» The problem
Using the records below, reproduce exactly the lines from the one containing "Convert this document image to plain text." through the end, and nothing more; skip the images.

------------------------------------------------------------

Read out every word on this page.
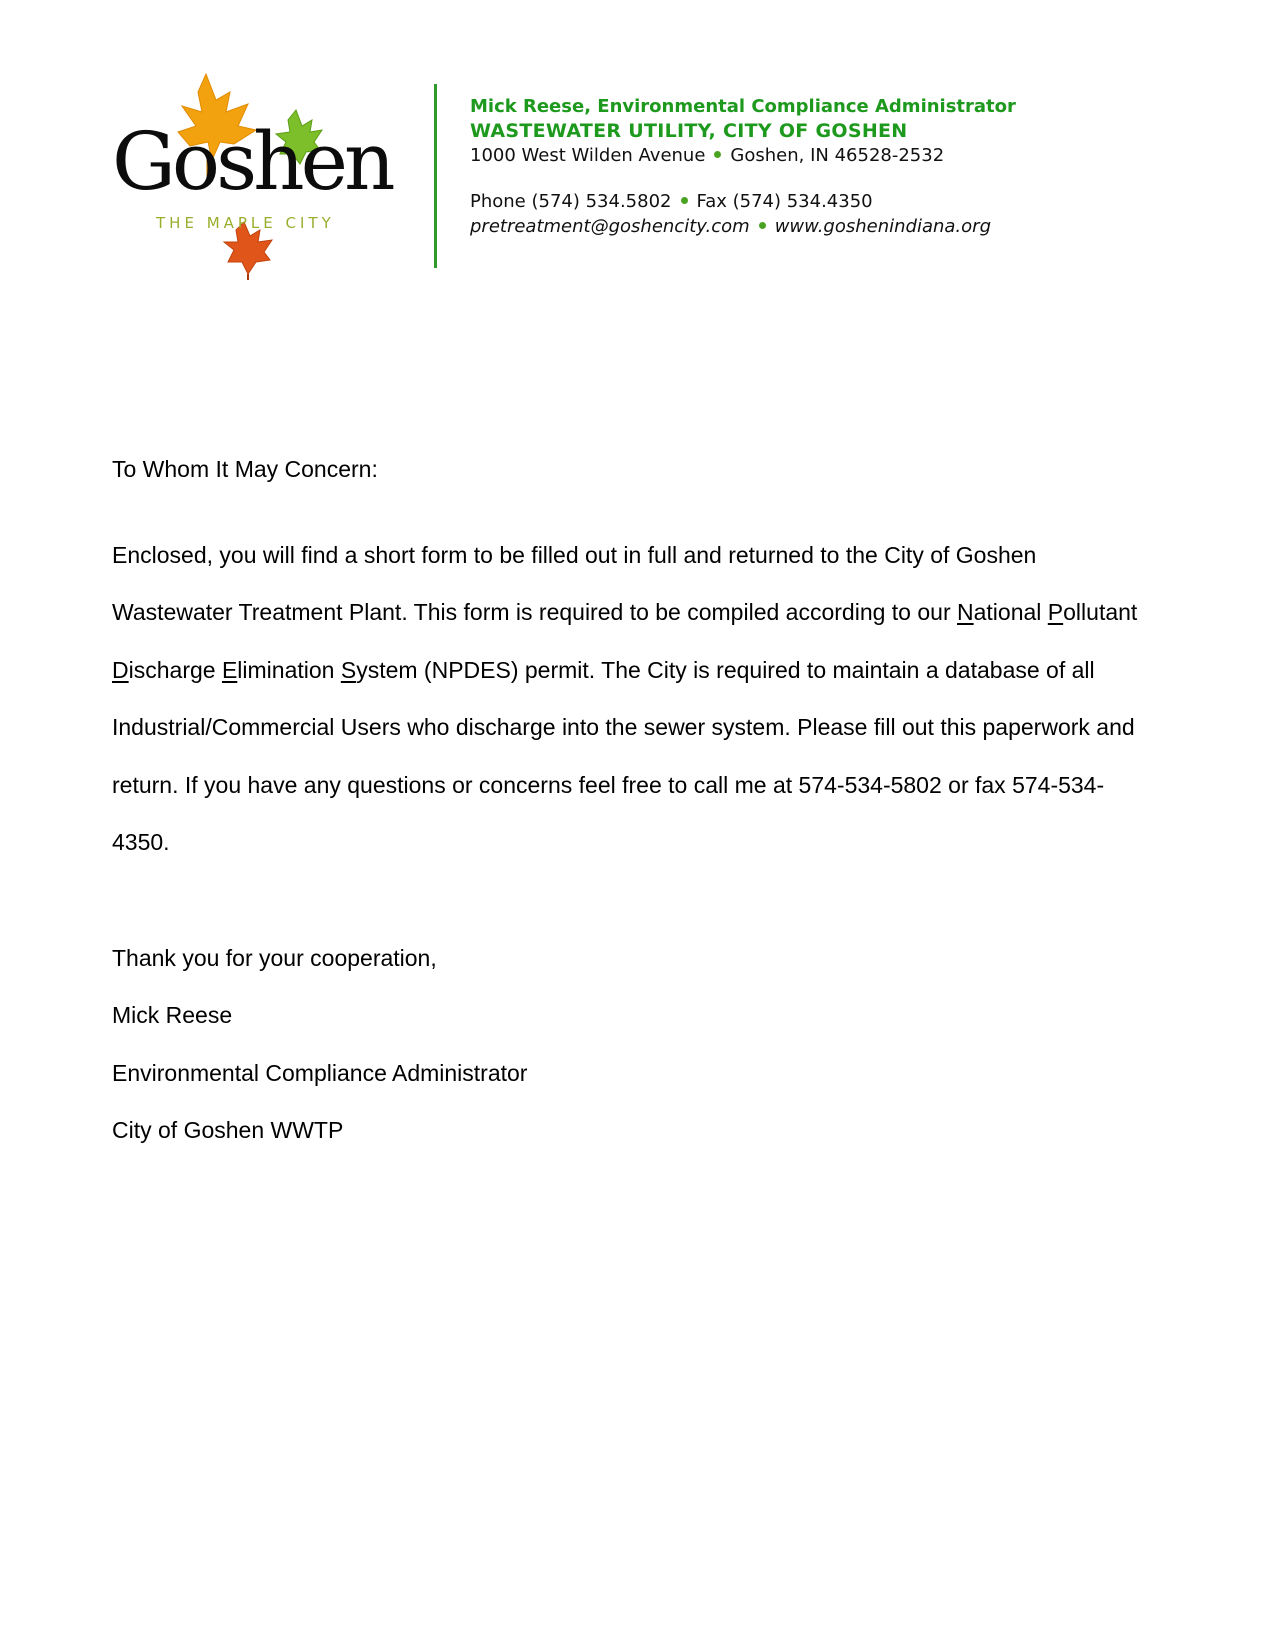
Goshen
THE MAPLE CITY
Mick Reese, Environmental Compliance Administrator
WASTEWATER UTILITY, CITY OF GOSHEN
1000 West Wilden Avenue Goshen, IN 46528-2532
Phone (574) 534.5802 Fax (574) 534.4350
pretreatment@goshencity.com www.goshenindiana.org

To Whom It May Concern:

Enclosed, you will find a short form to be filled out in full and returned to the City of Goshen Wastewater Treatment Plant. This form is required to be compiled according to our National Pollutant Discharge Elimination System (NPDES) permit. The City is required to maintain a database of all Industrial/Commercial Users who discharge into the sewer system. Please fill out this paperwork and return. If you have any questions or concerns feel free to call me at 574-534-5802 or fax 574-534-4350.

Thank you for your cooperation,

Mick Reese

Environmental Compliance Administrator

City of Goshen WWTP
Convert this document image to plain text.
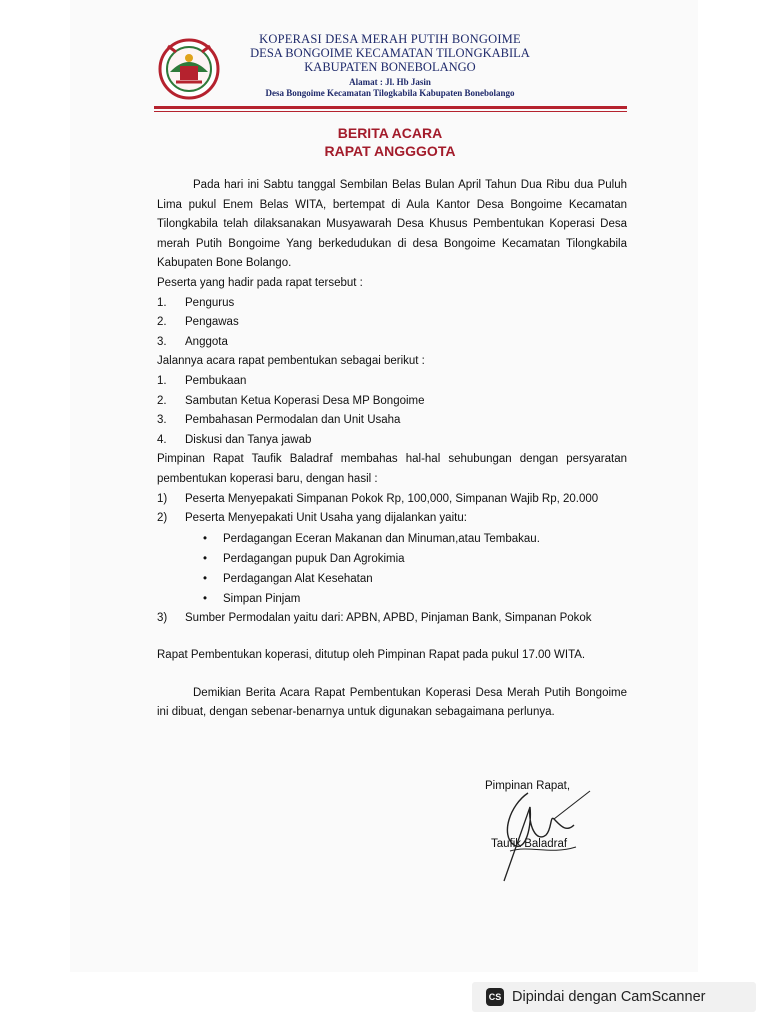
KOPERASI DESA MERAH PUTIH BONGOIME
DESA BONGOIME KECAMATAN TILONGKABILA
KABUPATEN BONEBOLANGO
Alamat : Jl. Hb Jasin
Desa Bongoime Kecamatan Tilogkabila Kabupaten Bonebolango
BERITA ACARA
RAPAT ANGGGOTA

Pada hari ini Sabtu tanggal Sembilan Belas Bulan April Tahun Dua Ribu dua Puluh Lima pukul Enem Belas WITA, bertempat di Aula Kantor Desa Bongoime Kecamatan Tilongkabila telah dilaksanakan Musyawarah Desa Khusus Pembentukan Koperasi Desa merah Putih Bongoime Yang berkedudukan di desa Bongoime Kecamatan Tilongkabila Kabupaten Bone Bolango.

Peserta yang hadir pada rapat tersebut :

1.	Pengurus
2.	Pengawas
3.	Anggota

Jalannya acara rapat pembentukan sebagai berikut :

1.	Pembukaan
2.	Sambutan Ketua Koperasi Desa MP Bongoime
3.	Pembahasan Permodalan dan Unit Usaha
4.	Diskusi dan Tanya jawab

Pimpinan Rapat Taufik Baladraf membahas hal-hal sehubungan dengan persyaratan pembentukan koperasi baru, dengan hasil :

1)	Peserta Menyepakati Simpanan Pokok Rp, 100,000, Simpanan Wajib Rp, 20.000
2)	Peserta Menyepakati Unit Usaha yang dijalankan yaitu:
•	Perdagangan Eceran Makanan dan Minuman,atau Tembakau.
•	Perdagangan pupuk Dan Agrokimia
•	Perdagangan Alat Kesehatan
•	Simpan Pinjam
3)	Sumber Permodalan yaitu dari: APBN, APBD, Pinjaman Bank, Simpanan Pokok

Rapat Pembentukan koperasi, ditutup oleh Pimpinan Rapat pada pukul 17.00 WITA.

Demikian Berita Acara Rapat Pembentukan Koperasi Desa Merah Putih Bongoime ini dibuat, dengan sebenar-benarnya untuk digunakan sebagaimana perlunya.

Pimpinan Rapat,
Taufik Baladraf
CS Dipindai dengan CamScanner
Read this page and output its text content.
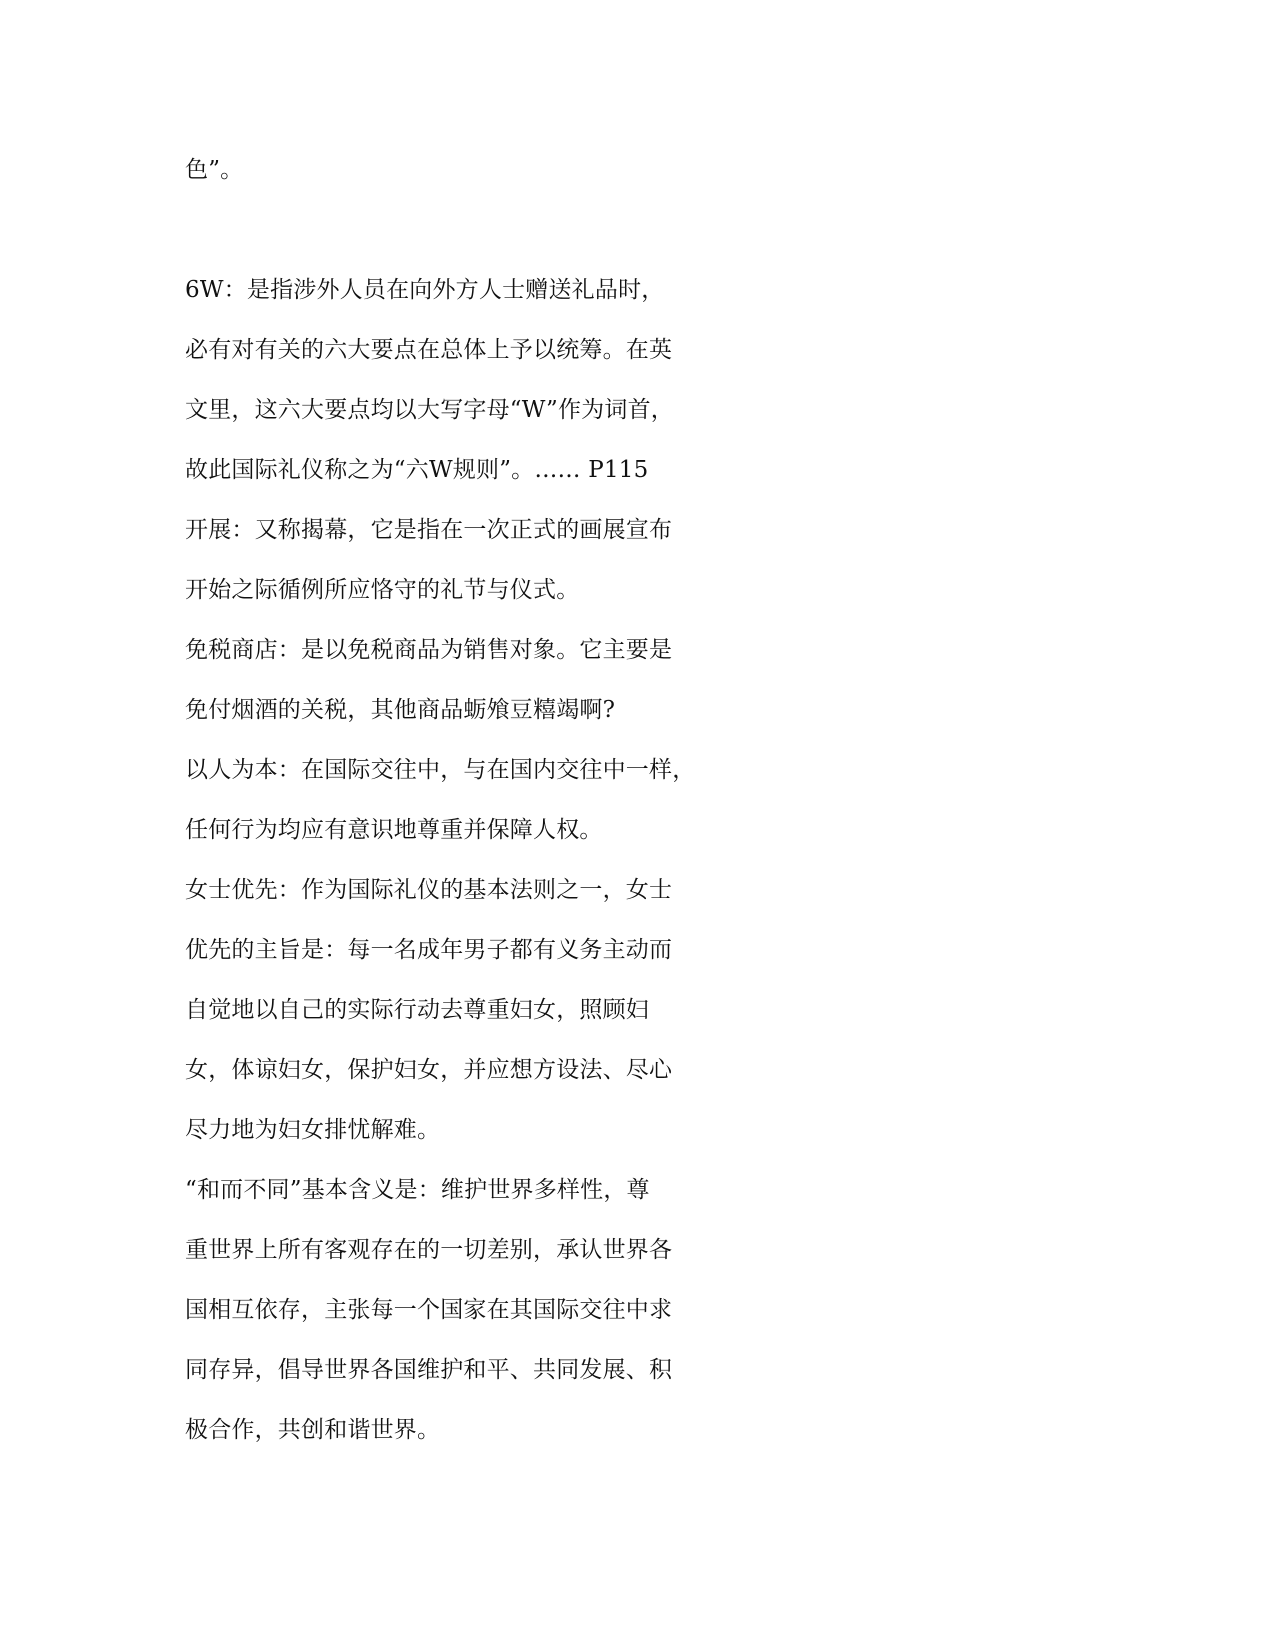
色”。
6W：是指涉外人员在向外方人士赠送礼品时，
必有对有关的六大要点在总体上予以统筹。在英
文里，这六大要点均以大写字母“W”作为词首，
故此国际礼仪称之为“六W规则”。…… P115
开展：又称揭幕，它是指在一次正式的画展宣布
开始之际循例所应恪守的礼节与仪式。
免税商店：是以免税商品为销售对象。它主要是
免付烟酒的关税，其他商品蛎飧豆糦竭啊?
以人为本：在国际交往中，与在国内交往中一样，
任何行为均应有意识地尊重并保障人权。
女士优先：作为国际礼仪的基本法则之一，女士
优先的主旨是：每一名成年男子都有义务主动而
自觉地以自己的实际行动去尊重妇女，照顾妇
女，体谅妇女，保护妇女，并应想方设法、尽心
尽力地为妇女排忧解难。
“和而不同”基本含义是：维护世界多样性，尊
重世界上所有客观存在的一切差别，承认世界各
国相互依存，主张每一个国家在其国际交往中求
同存异，倡导世界各国维护和平、共同发展、积
极合作，共创和谐世界。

------------------------------------------------------------

» The response
Convert this document image to plain text.
KOPERASI DESA MERAH PUTIH BONGOIME
DESA BONGOIME KECAMATAN TILONGKABILA
KABUPATEN BONEBOLANGO
Alamat : Jl. Hb Jasin
Desa Bongoime Kecamatan Tilogkabila Kabupaten Bonebolango
BERITA ACARA
RAPAT ANGGGOTA

Pada hari ini Sabtu tanggal Sembilan Belas Bulan April Tahun Dua Ribu dua Puluh Lima pukul Enem Belas WITA, bertempat di Aula Kantor Desa Bongoime Kecamatan Tilongkabila telah dilaksanakan Musyawarah Desa Khusus Pembentukan Koperasi Desa merah Putih Bongoime Yang berkedudukan di desa Bongoime Kecamatan Tilongkabila Kabupaten Bone Bolango.

Peserta yang hadir pada rapat tersebut :

1.	Pengurus
2.	Pengawas
3.	Anggota

Jalannya acara rapat pembentukan sebagai berikut :

1.	Pembukaan
2.	Sambutan Ketua Koperasi Desa MP Bongoime
3.	Pembahasan Permodalan dan Unit Usaha
4.	Diskusi dan Tanya jawab

Pimpinan Rapat Taufik Baladraf membahas hal-hal sehubungan dengan persyaratan pembentukan koperasi baru, dengan hasil :

1)	Peserta Menyepakati Simpanan Pokok Rp, 100,000, Simpanan Wajib Rp, 20.000
2)	Peserta Menyepakati Unit Usaha yang dijalankan yaitu:
•	Perdagangan Eceran Makanan dan Minuman,atau Tembakau.
•	Perdagangan pupuk Dan Agrokimia
•	Perdagangan Alat Kesehatan
•	Simpan Pinjam
3)	Sumber Permodalan yaitu dari: APBN, APBD, Pinjaman Bank, Simpanan Pokok

Rapat Pembentukan koperasi, ditutup oleh Pimpinan Rapat pada pukul 17.00 WITA.

Demikian Berita Acara Rapat Pembentukan Koperasi Desa Merah Putih Bongoime ini dibuat, dengan sebenar-benarnya untuk digunakan sebagaimana perlunya.

Pimpinan Rapat,
Taufik Baladraf
CS Dipindai dengan CamScanner
Read this page and output its text content.
色”。
6W：是指涉外人员在向外方人士赠送礼品时，
必有对有关的六大要点在总体上予以统筹。在英
文里，这六大要点均以大写字母“W”作为词首，
故此国际礼仪称之为“六W规则”。…… P115
开展：又称揭幕，它是指在一次正式的画展宣布
开始之际循例所应恪守的礼节与仪式。
免税商店：是以免税商品为销售对象。它主要是
免付烟酒的关税，其他商品蛎飧豆糦竭啊?
以人为本：在国际交往中，与在国内交往中一样，
任何行为均应有意识地尊重并保障人权。
女士优先：作为国际礼仪的基本法则之一，女士
优先的主旨是：每一名成年男子都有义务主动而
自觉地以自己的实际行动去尊重妇女，照顾妇
女，体谅妇女，保护妇女，并应想方设法、尽心
尽力地为妇女排忧解难。
“和而不同”基本含义是：维护世界多样性，尊
重世界上所有客观存在的一切差别，承认世界各
国相互依存，主张每一个国家在其国际交往中求
同存异，倡导世界各国维护和平、共同发展、积
极合作，共创和谐世界。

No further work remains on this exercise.